SHORT EXERCISE:
Copy every entry word for word. Skip the pictures.

DATA IN THIS EXERCISE:
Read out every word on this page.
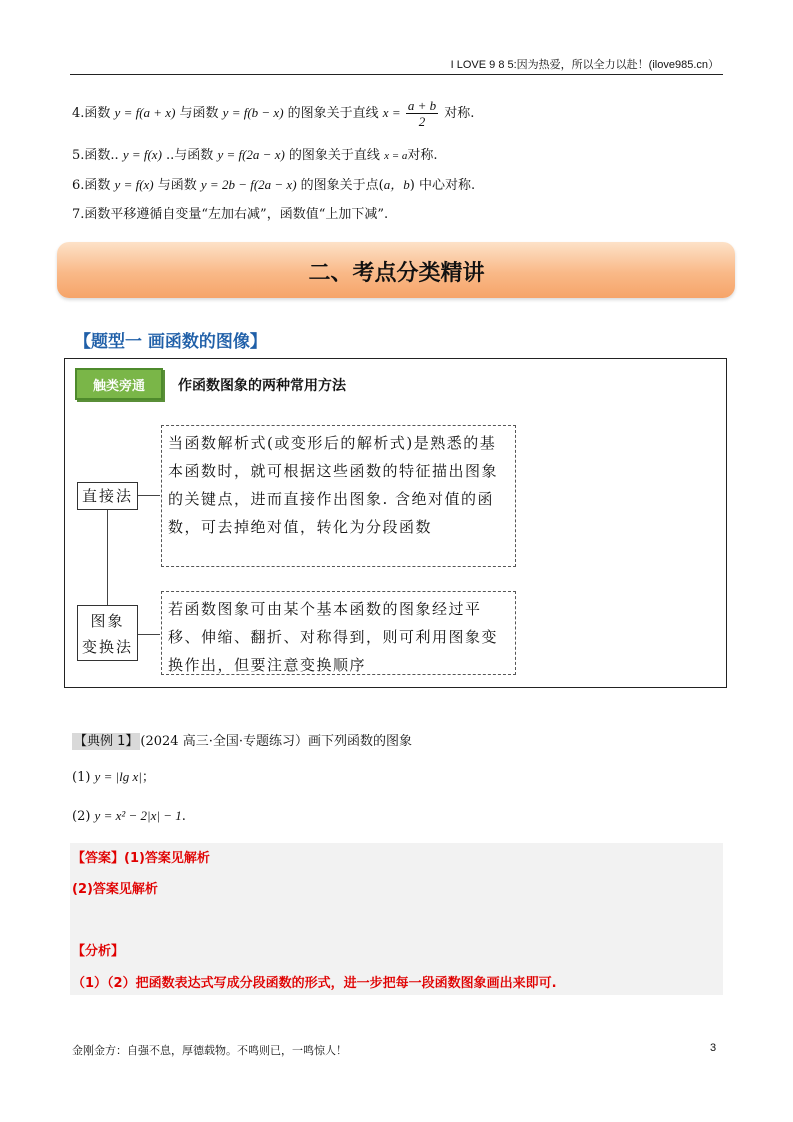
I LOVE 9 8 5:因为热爱，所以全力以赴！(ilove985.cn）
4.函数 y = f(a + x) 与函数 y = f(b − x) 的图象关于直线 $x = \frac{a + b}{2}$ 对称.
5.函数.. y = f(x) ..与函数 y = f(2a − x) 的图象关于直线 x = a对称.
6.函数 y = f(x) 与函数 y = 2b − f(2a − x) 的图象关于点(a，b) 中心对称.
7.函数平移遵循自变量“左加右减”，函数值“上加下减”.
二、考点分类精讲
【题型一 画函数的图像】
触类旁通	作函数图象的两种常用方法
直接法
当函数解析式(或变形后的解析式)是熟悉的基本函数时，就可根据这些函数的特征描出图象的关键点，进而直接作出图象. 含绝对值的函数，可去掉绝对值，转化为分段函数
图象
变换法
若函数图象可由某个基本函数的图象经过平移、伸缩、翻折、对称得到，则可利用图象变换作出，但要注意变换顺序
【典例 1】 (2024 高三·全国·专题练习）画下列函数的图象
(1) y = |lg x|；
(2) y = x² − 2|x| − 1.
【答案】(1)答案见解析
(2)答案见解析
【分析】
（1）（2）把函数表达式写成分段函数的形式，进一步把每一段函数图象画出来即可.
金刚金方：自强不息，厚德载物。不鸣则已，一鸣惊人！	3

RESULT BELOW:
Read out every word on this page.
I LOVE 9 8 5:因为热爱，所以全力以赴！(ilove985.cn）
4.函数 y = f(a + x) 与函数 y = f(b − x) 的图象关于直线 $x = \frac{a + b}{2}$ 对称.
5.函数.. y = f(x) ..与函数 y = f(2a − x) 的图象关于直线 x = a对称.
6.函数 y = f(x) 与函数 y = 2b − f(2a − x) 的图象关于点(a，b) 中心对称.
7.函数平移遵循自变量“左加右减”，函数值“上加下减”.
二、考点分类精讲
【题型一 画函数的图像】
触类旁通	作函数图象的两种常用方法
直接法
当函数解析式(或变形后的解析式)是熟悉的基本函数时，就可根据这些函数的特征描出图象的关键点，进而直接作出图象. 含绝对值的函数，可去掉绝对值，转化为分段函数
图象
变换法
若函数图象可由某个基本函数的图象经过平移、伸缩、翻折、对称得到，则可利用图象变换作出，但要注意变换顺序
【典例 1】 (2024 高三·全国·专题练习）画下列函数的图象
(1) y = |lg x|；
(2) y = x² − 2|x| − 1.
【答案】(1)答案见解析
(2)答案见解析
【分析】
（1）（2）把函数表达式写成分段函数的形式，进一步把每一段函数图象画出来即可.
金刚金方：自强不息，厚德载物。不鸣则已，一鸣惊人！	3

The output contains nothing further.